● Problems
1. In the forum thread about using vim inside an IDE, which applications does the vimpart package description name as able to embed GVim or KVim?
2. Reproduce word for word the passage of the forum thread that begins with "It's possible that" and ends with "KDevelop (3.x) ...".

● Text segment
- - - - -

Click to See Complete Forum and Search --> : The power of vim in an IDE like eclipse/anjuta?


Fryguy8
02-27-2004, 09:26 PM
I really like having a 2 or 3-pane window for editing (tree of files on one side, code on the other, and maybe some extra things for shells/compiler output etc). However I want the code window to have the editing power of vim. Does anybody know of a setup like this? Or of possibly an efficient way to do it in vim?

Or some other ideas :) I'm open to any efficient programming workspace :)

JohnT
02-27-2004, 09:55 PM
I don't really know your specific prefrences but have you looked at "Net Beans" (http://www.netbeans.org/products/ide/)

Ludootje
02-29-2004, 04:36 PM
I'm pretty sure KDevelop can offer you this, using the vimpart component (basically, it plugs kvim into kdevelop if I understand correctly how it works).
It's possible that this doesn't work out-of-the-box yet though, so you might need some patches. Haven't done it myself though, so I might be mistaking ;)

Fryguy8
02-29-2004, 06:05 PM
god damnit.

why can't that be in gnome ;(


btw: you are right, there is a package called vimpart in debian's database, and it's description is:

Description: Vim Component for KDE
The Vimpart allows embedding of GVim or KVim inside many KDE apps
such as Konqueror, KWrite, KDevelop (3.x) ...

- - - - -

● Given data

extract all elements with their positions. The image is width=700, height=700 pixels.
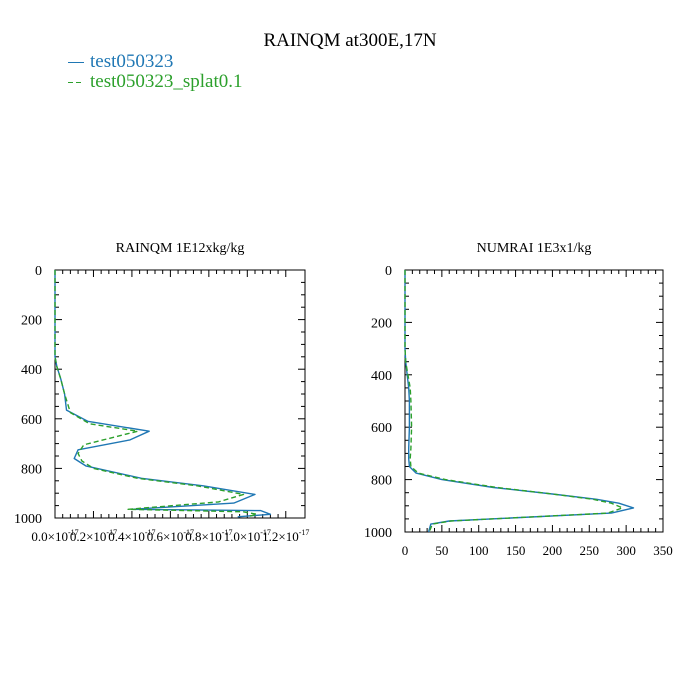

- - - - -

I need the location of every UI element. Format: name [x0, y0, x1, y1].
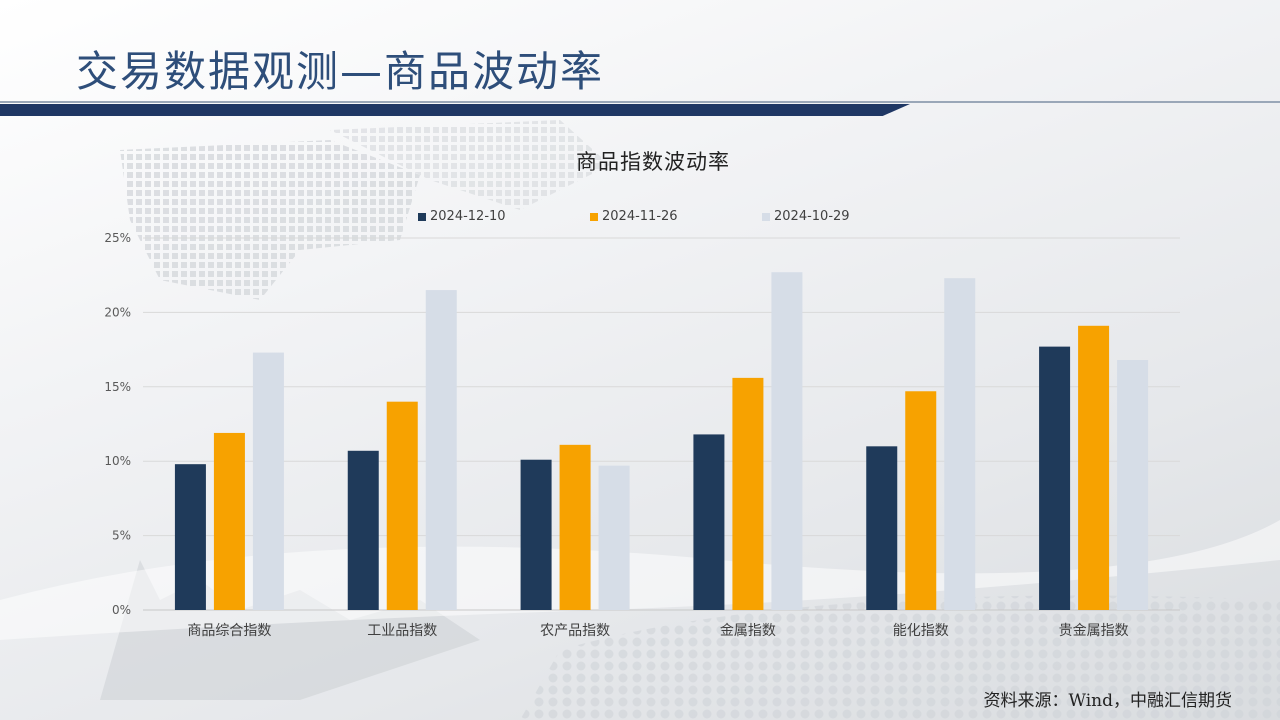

- - - - -

● Results of the tasks
1. Konqueror, KWrite, and KDevelop (3.x).

2.
It's possible that this doesn't work out-of-the-box yet though, so you might need some patches. Haven't done it myself though, so I might be mistaking ;)

Fryguy8
02-29-2004, 06:05 PM
god damnit.

why can't that be in gnome ;(


btw: you are right, there is a package called vimpart in debian's database, and it's description is:

Description: Vim Component for KDE
The Vimpart allows embedding of GVim or KVim inside many KDE apps
such as Konqueror, KWrite, KDevelop (3.x) ...